- What is asked
Transcribe each entry below exactly. Pictures do not go in the copy.

— Start Task inputs —

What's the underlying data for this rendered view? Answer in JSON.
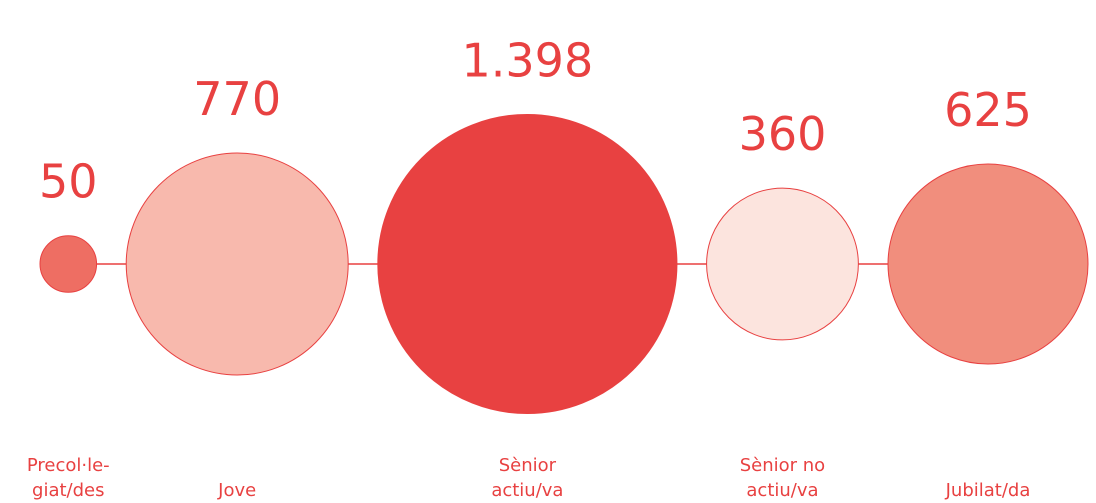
{
  "chart_data": {
    "type": "bubble",
    "categories": [
      [
        "Precol·le-",
        "giat/des"
      ],
      [
        "Jove"
      ],
      [
        "Sènior",
        "actiu/va"
      ],
      [
        "Sènior no",
        "actiu/va"
      ],
      [
        "Jubilat/da"
      ]
    ],
    "values": [
      50,
      770,
      1398,
      360,
      625
    ],
    "value_labels": [
      "50",
      "770",
      "1.398",
      "360",
      "625"
    ],
    "colors": [
      "#ee6e63",
      "#f8b9ad",
      "#e84141",
      "#fce4de",
      "#f18e7d"
    ],
    "line_color": "#e84141"
  }
}
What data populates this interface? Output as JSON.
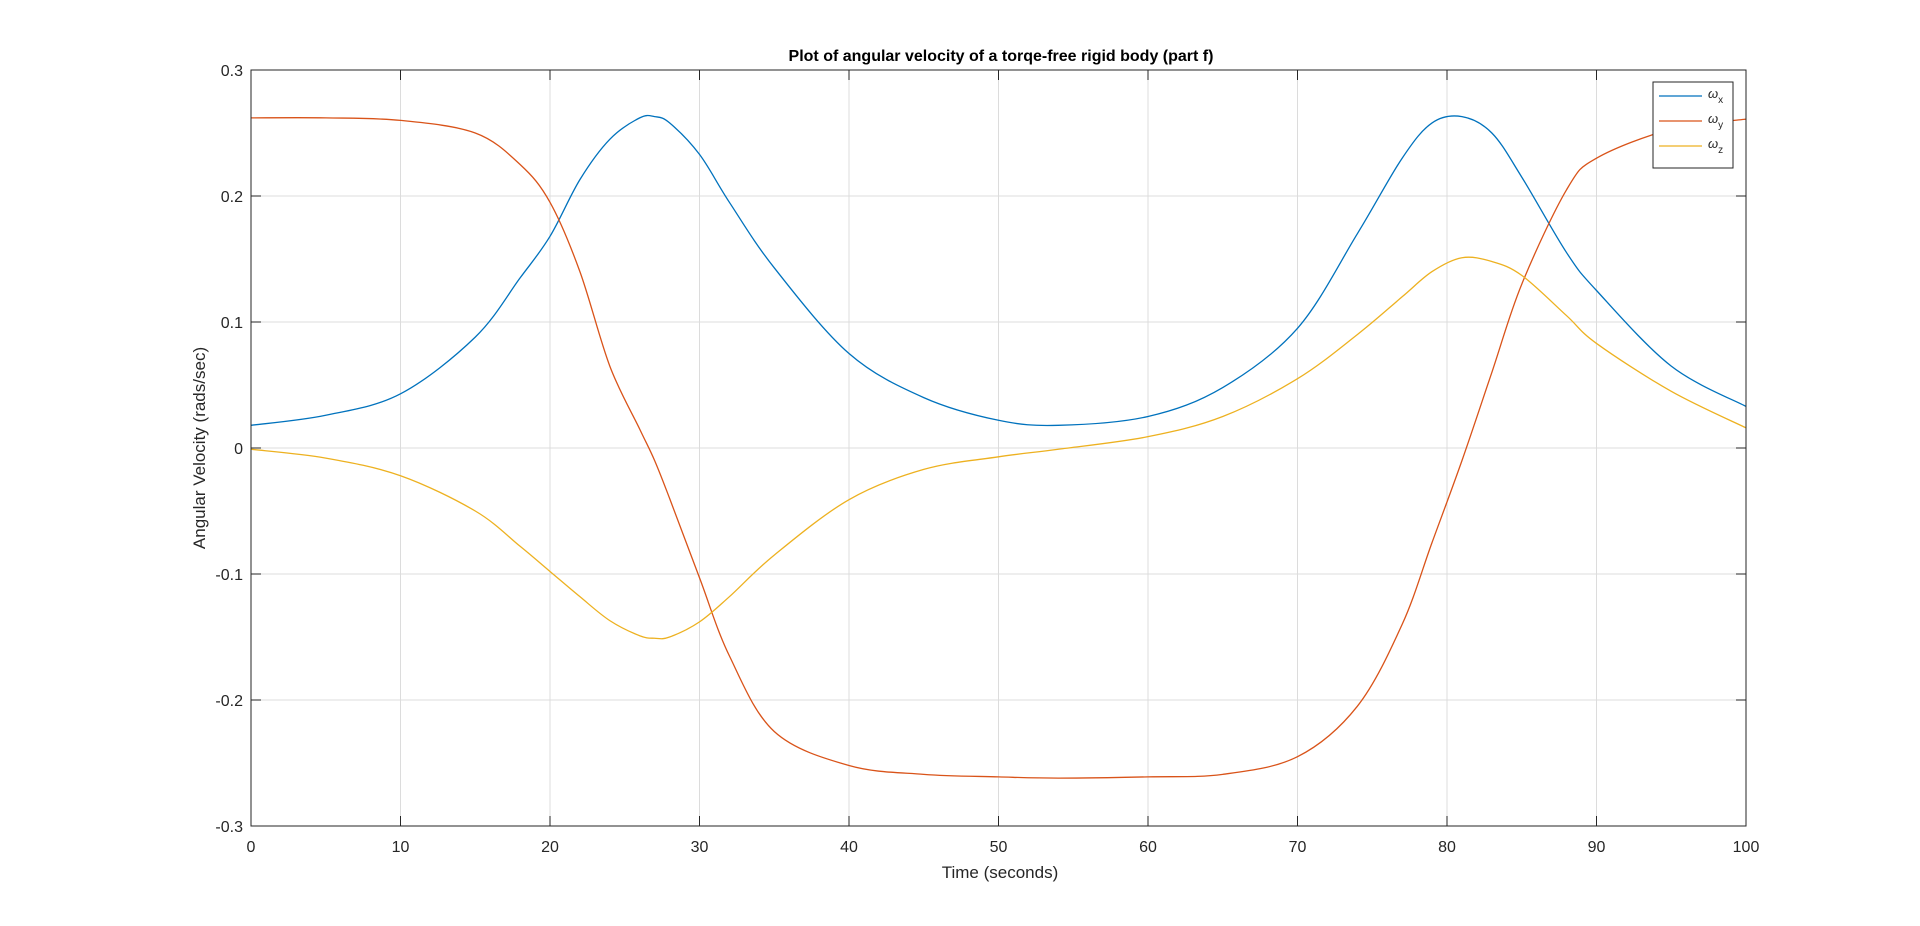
{
  "chart_data": {
    "type": "line",
    "title": "Plot of angular velocity of a torqe-free rigid body (part f)",
    "xlabel": "Time (seconds)",
    "ylabel": "Angular Velocity (rads/sec)",
    "xlim": [
      0,
      100
    ],
    "ylim": [
      -0.3,
      0.3
    ],
    "xticks": [
      0,
      10,
      20,
      30,
      40,
      50,
      60,
      70,
      80,
      90,
      100
    ],
    "yticks": [
      -0.3,
      -0.2,
      -0.1,
      0,
      0.1,
      0.2,
      0.3
    ],
    "xtick_labels": [
      "0",
      "10",
      "20",
      "30",
      "40",
      "50",
      "60",
      "70",
      "80",
      "90",
      "100"
    ],
    "ytick_labels": [
      "-0.3",
      "-0.2",
      "-0.1",
      "0",
      "0.1",
      "0.2",
      "0.3"
    ],
    "grid": true,
    "legend_position": "top-right",
    "x": [
      0,
      5,
      10,
      15,
      18,
      20,
      22,
      24,
      26,
      27,
      28,
      30,
      32,
      35,
      40,
      45,
      50,
      54,
      60,
      65,
      70,
      74,
      77,
      79,
      81,
      83,
      85,
      88,
      90,
      95,
      100
    ],
    "series": [
      {
        "name": "ω",
        "subscript": "x",
        "color": "#0072BD",
        "values": [
          0.018,
          0.026,
          0.043,
          0.088,
          0.135,
          0.168,
          0.213,
          0.245,
          0.262,
          0.263,
          0.258,
          0.233,
          0.195,
          0.143,
          0.075,
          0.04,
          0.022,
          0.018,
          0.025,
          0.048,
          0.095,
          0.17,
          0.23,
          0.258,
          0.263,
          0.25,
          0.215,
          0.155,
          0.125,
          0.065,
          0.033
        ]
      },
      {
        "name": "ω",
        "subscript": "y",
        "color": "#D95319",
        "values": [
          0.262,
          0.262,
          0.26,
          0.25,
          0.225,
          0.195,
          0.14,
          0.065,
          0.015,
          -0.01,
          -0.04,
          -0.103,
          -0.165,
          -0.225,
          -0.252,
          -0.259,
          -0.261,
          -0.262,
          -0.261,
          -0.259,
          -0.245,
          -0.205,
          -0.14,
          -0.075,
          -0.01,
          0.06,
          0.13,
          0.205,
          0.23,
          0.253,
          0.261
        ]
      },
      {
        "name": "ω",
        "subscript": "z",
        "color": "#EDB120",
        "values": [
          -0.001,
          -0.008,
          -0.022,
          -0.05,
          -0.078,
          -0.098,
          -0.118,
          -0.137,
          -0.149,
          -0.151,
          -0.15,
          -0.138,
          -0.118,
          -0.085,
          -0.041,
          -0.017,
          -0.007,
          -0.001,
          0.009,
          0.025,
          0.055,
          0.09,
          0.12,
          0.14,
          0.151,
          0.148,
          0.137,
          0.105,
          0.083,
          0.045,
          0.016
        ]
      }
    ]
  }
}
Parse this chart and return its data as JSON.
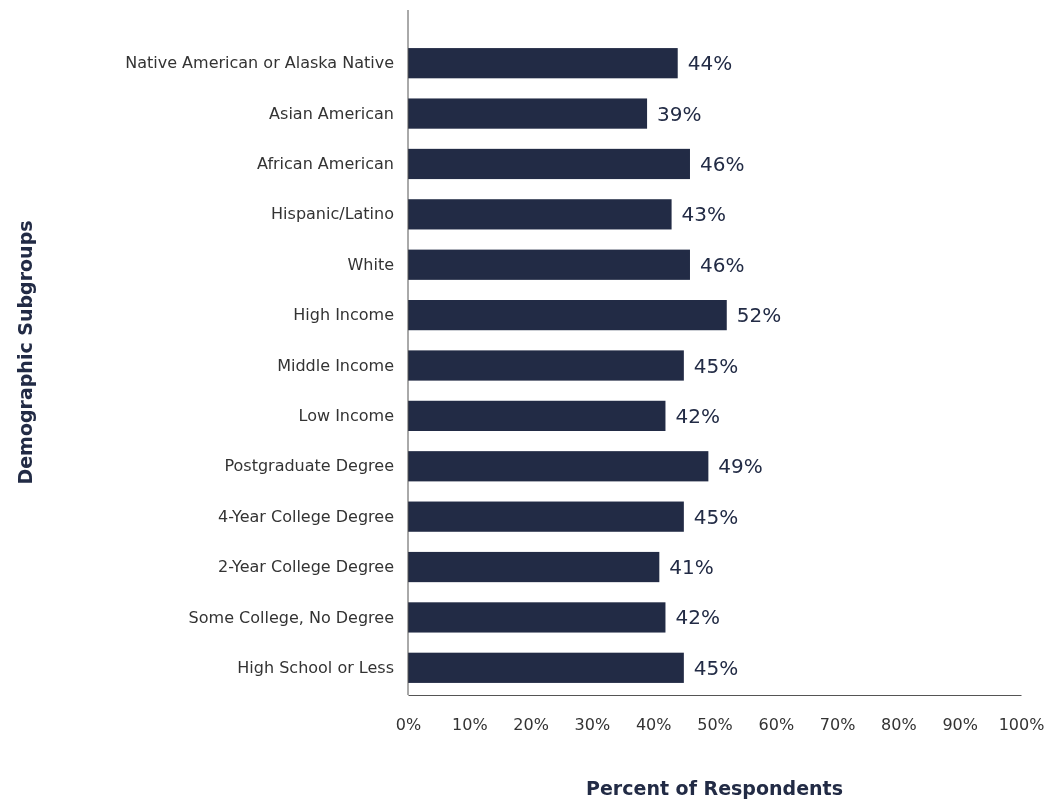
{
  "chart_data": {
    "type": "bar",
    "orientation": "horizontal",
    "xlabel": "Percent of Respondents",
    "ylabel": "Demographic Subgroups",
    "categories": [
      "Native American or Alaska Native",
      "Asian American",
      "African American",
      "Hispanic/Latino",
      "White",
      "High Income",
      "Middle Income",
      "Low Income",
      "Postgraduate Degree",
      "4-Year College Degree",
      "2-Year College Degree",
      "Some College, No Degree",
      "High School or Less"
    ],
    "values": [
      44,
      39,
      46,
      43,
      46,
      52,
      45,
      42,
      49,
      45,
      41,
      42,
      45
    ],
    "value_labels": [
      "44%",
      "39%",
      "46%",
      "43%",
      "46%",
      "52%",
      "45%",
      "42%",
      "49%",
      "45%",
      "41%",
      "42%",
      "45%"
    ],
    "color": "#222b45",
    "xlim": [
      0,
      100
    ],
    "xticks": [
      {
        "value": 0,
        "label": "0%"
      },
      {
        "value": 10,
        "label": "10%"
      },
      {
        "value": 20,
        "label": "20%"
      },
      {
        "value": 30,
        "label": "30%"
      },
      {
        "value": 40,
        "label": "40%"
      },
      {
        "value": 50,
        "label": "50%"
      },
      {
        "value": 60,
        "label": "60%"
      },
      {
        "value": 70,
        "label": "70%"
      },
      {
        "value": 80,
        "label": "80%"
      },
      {
        "value": 90,
        "label": "90%"
      },
      {
        "value": 100,
        "label": "100%"
      }
    ],
    "grid": false
  }
}
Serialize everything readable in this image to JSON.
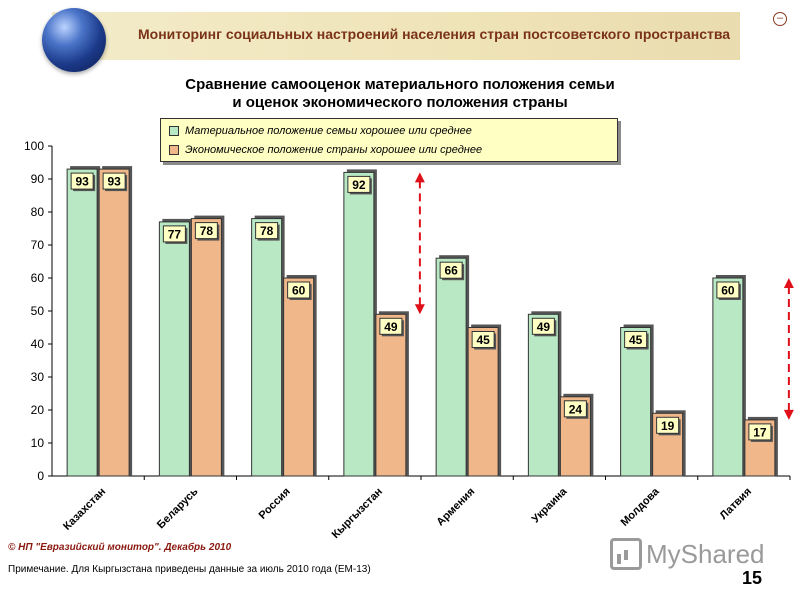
{
  "header": {
    "title": "Мониторинг социальных настроений населения стран постсоветского пространства"
  },
  "chart_data": {
    "type": "bar",
    "title_line1": "Сравнение самооценок материального положения семьи",
    "title_line2": "и оценок экономического положения страны",
    "categories": [
      "Казахстан",
      "Беларусь",
      "Россия",
      "Кыргызстан",
      "Армения",
      "Украина",
      "Молдова",
      "Латвия"
    ],
    "series": [
      {
        "name": "Материальное положение семьи хорошее или среднее",
        "values": [
          93,
          77,
          78,
          92,
          66,
          49,
          45,
          60
        ],
        "color": "#b8e8c4"
      },
      {
        "name": "Экономическое положение страны хорошее или среднее",
        "values": [
          93,
          78,
          60,
          49,
          45,
          24,
          19,
          17
        ],
        "color": "#f0b88a"
      }
    ],
    "yticks": [
      0,
      10,
      20,
      30,
      40,
      50,
      60,
      70,
      80,
      90,
      100
    ],
    "ylim": [
      0,
      100
    ],
    "legend_position": "top",
    "arrows_on": [
      "Кыргызстан",
      "Латвия"
    ],
    "arrow_color": "#e0101a"
  },
  "footer": {
    "copyright": "© НП \"Евразийский монитор\". Декабрь 2010",
    "note": "Примечание. Для Кыргызстана приведены данные за июль 2010 года (ЕМ-13)",
    "page_number": "15",
    "watermark": "MyShared"
  }
}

— End Task inputs —

- Finished answer
What's the underlying data for this rendered view? Answer in JSON.
{
  "chart_data": {
    "type": "bubble",
    "categories": [
      [
        "Precol·le-",
        "giat/des"
      ],
      [
        "Jove"
      ],
      [
        "Sènior",
        "actiu/va"
      ],
      [
        "Sènior no",
        "actiu/va"
      ],
      [
        "Jubilat/da"
      ]
    ],
    "values": [
      50,
      770,
      1398,
      360,
      625
    ],
    "value_labels": [
      "50",
      "770",
      "1.398",
      "360",
      "625"
    ],
    "colors": [
      "#ee6e63",
      "#f8b9ad",
      "#e84141",
      "#fce4de",
      "#f18e7d"
    ],
    "line_color": "#e84141"
  }
}
What data populates this interface? Output as JSON.
{
  "chart_data": {
    "type": "line",
    "title": "Plot of angular velocity of a torqe-free rigid body (part f)",
    "xlabel": "Time (seconds)",
    "ylabel": "Angular Velocity (rads/sec)",
    "xlim": [
      0,
      100
    ],
    "ylim": [
      -0.3,
      0.3
    ],
    "xticks": [
      0,
      10,
      20,
      30,
      40,
      50,
      60,
      70,
      80,
      90,
      100
    ],
    "yticks": [
      -0.3,
      -0.2,
      -0.1,
      0,
      0.1,
      0.2,
      0.3
    ],
    "xtick_labels": [
      "0",
      "10",
      "20",
      "30",
      "40",
      "50",
      "60",
      "70",
      "80",
      "90",
      "100"
    ],
    "ytick_labels": [
      "-0.3",
      "-0.2",
      "-0.1",
      "0",
      "0.1",
      "0.2",
      "0.3"
    ],
    "grid": true,
    "legend_position": "top-right",
    "x": [
      0,
      5,
      10,
      15,
      18,
      20,
      22,
      24,
      26,
      27,
      28,
      30,
      32,
      35,
      40,
      45,
      50,
      54,
      60,
      65,
      70,
      74,
      77,
      79,
      81,
      83,
      85,
      88,
      90,
      95,
      100
    ],
    "series": [
      {
        "name": "ω",
        "subscript": "x",
        "color": "#0072BD",
        "values": [
          0.018,
          0.026,
          0.043,
          0.088,
          0.135,
          0.168,
          0.213,
          0.245,
          0.262,
          0.263,
          0.258,
          0.233,
          0.195,
          0.143,
          0.075,
          0.04,
          0.022,
          0.018,
          0.025,
          0.048,
          0.095,
          0.17,
          0.23,
          0.258,
          0.263,
          0.25,
          0.215,
          0.155,
          0.125,
          0.065,
          0.033
        ]
      },
      {
        "name": "ω",
        "subscript": "y",
        "color": "#D95319",
        "values": [
          0.262,
          0.262,
          0.26,
          0.25,
          0.225,
          0.195,
          0.14,
          0.065,
          0.015,
          -0.01,
          -0.04,
          -0.103,
          -0.165,
          -0.225,
          -0.252,
          -0.259,
          -0.261,
          -0.262,
          -0.261,
          -0.259,
          -0.245,
          -0.205,
          -0.14,
          -0.075,
          -0.01,
          0.06,
          0.13,
          0.205,
          0.23,
          0.253,
          0.261
        ]
      },
      {
        "name": "ω",
        "subscript": "z",
        "color": "#EDB120",
        "values": [
          -0.001,
          -0.008,
          -0.022,
          -0.05,
          -0.078,
          -0.098,
          -0.118,
          -0.137,
          -0.149,
          -0.151,
          -0.15,
          -0.138,
          -0.118,
          -0.085,
          -0.041,
          -0.017,
          -0.007,
          -0.001,
          0.009,
          0.025,
          0.055,
          0.09,
          0.12,
          0.14,
          0.151,
          0.148,
          0.137,
          0.105,
          0.083,
          0.045,
          0.016
        ]
      }
    ]
  }
}
Parse this chart and return its data as JSON.
{
  "chart_data": {
    "type": "bar",
    "orientation": "horizontal",
    "xlabel": "Percent of Respondents",
    "ylabel": "Demographic Subgroups",
    "categories": [
      "Native American or Alaska Native",
      "Asian American",
      "African American",
      "Hispanic/Latino",
      "White",
      "High Income",
      "Middle Income",
      "Low Income",
      "Postgraduate Degree",
      "4-Year College Degree",
      "2-Year College Degree",
      "Some College, No Degree",
      "High School or Less"
    ],
    "values": [
      44,
      39,
      46,
      43,
      46,
      52,
      45,
      42,
      49,
      45,
      41,
      42,
      45
    ],
    "value_labels": [
      "44%",
      "39%",
      "46%",
      "43%",
      "46%",
      "52%",
      "45%",
      "42%",
      "49%",
      "45%",
      "41%",
      "42%",
      "45%"
    ],
    "color": "#222b45",
    "xlim": [
      0,
      100
    ],
    "xticks": [
      {
        "value": 0,
        "label": "0%"
      },
      {
        "value": 10,
        "label": "10%"
      },
      {
        "value": 20,
        "label": "20%"
      },
      {
        "value": 30,
        "label": "30%"
      },
      {
        "value": 40,
        "label": "40%"
      },
      {
        "value": 50,
        "label": "50%"
      },
      {
        "value": 60,
        "label": "60%"
      },
      {
        "value": 70,
        "label": "70%"
      },
      {
        "value": 80,
        "label": "80%"
      },
      {
        "value": 90,
        "label": "90%"
      },
      {
        "value": 100,
        "label": "100%"
      }
    ],
    "grid": false
  }
}
Serialize everything readable in this image to JSON.
{
  "header": {
    "title": "Мониторинг социальных настроений населения стран постсоветского пространства"
  },
  "chart_data": {
    "type": "bar",
    "title_line1": "Сравнение самооценок материального положения семьи",
    "title_line2": "и оценок экономического положения страны",
    "categories": [
      "Казахстан",
      "Беларусь",
      "Россия",
      "Кыргызстан",
      "Армения",
      "Украина",
      "Молдова",
      "Латвия"
    ],
    "series": [
      {
        "name": "Материальное положение семьи хорошее или среднее",
        "values": [
          93,
          77,
          78,
          92,
          66,
          49,
          45,
          60
        ],
        "color": "#b8e8c4"
      },
      {
        "name": "Экономическое положение страны хорошее или среднее",
        "values": [
          93,
          78,
          60,
          49,
          45,
          24,
          19,
          17
        ],
        "color": "#f0b88a"
      }
    ],
    "yticks": [
      0,
      10,
      20,
      30,
      40,
      50,
      60,
      70,
      80,
      90,
      100
    ],
    "ylim": [
      0,
      100
    ],
    "legend_position": "top",
    "arrows_on": [
      "Кыргызстан",
      "Латвия"
    ],
    "arrow_color": "#e0101a"
  },
  "footer": {
    "copyright": "© НП \"Евразийский монитор\". Декабрь 2010",
    "note": "Примечание. Для Кыргызстана приведены данные за июль 2010 года (ЕМ-13)",
    "page_number": "15",
    "watermark": "MyShared"
  }
}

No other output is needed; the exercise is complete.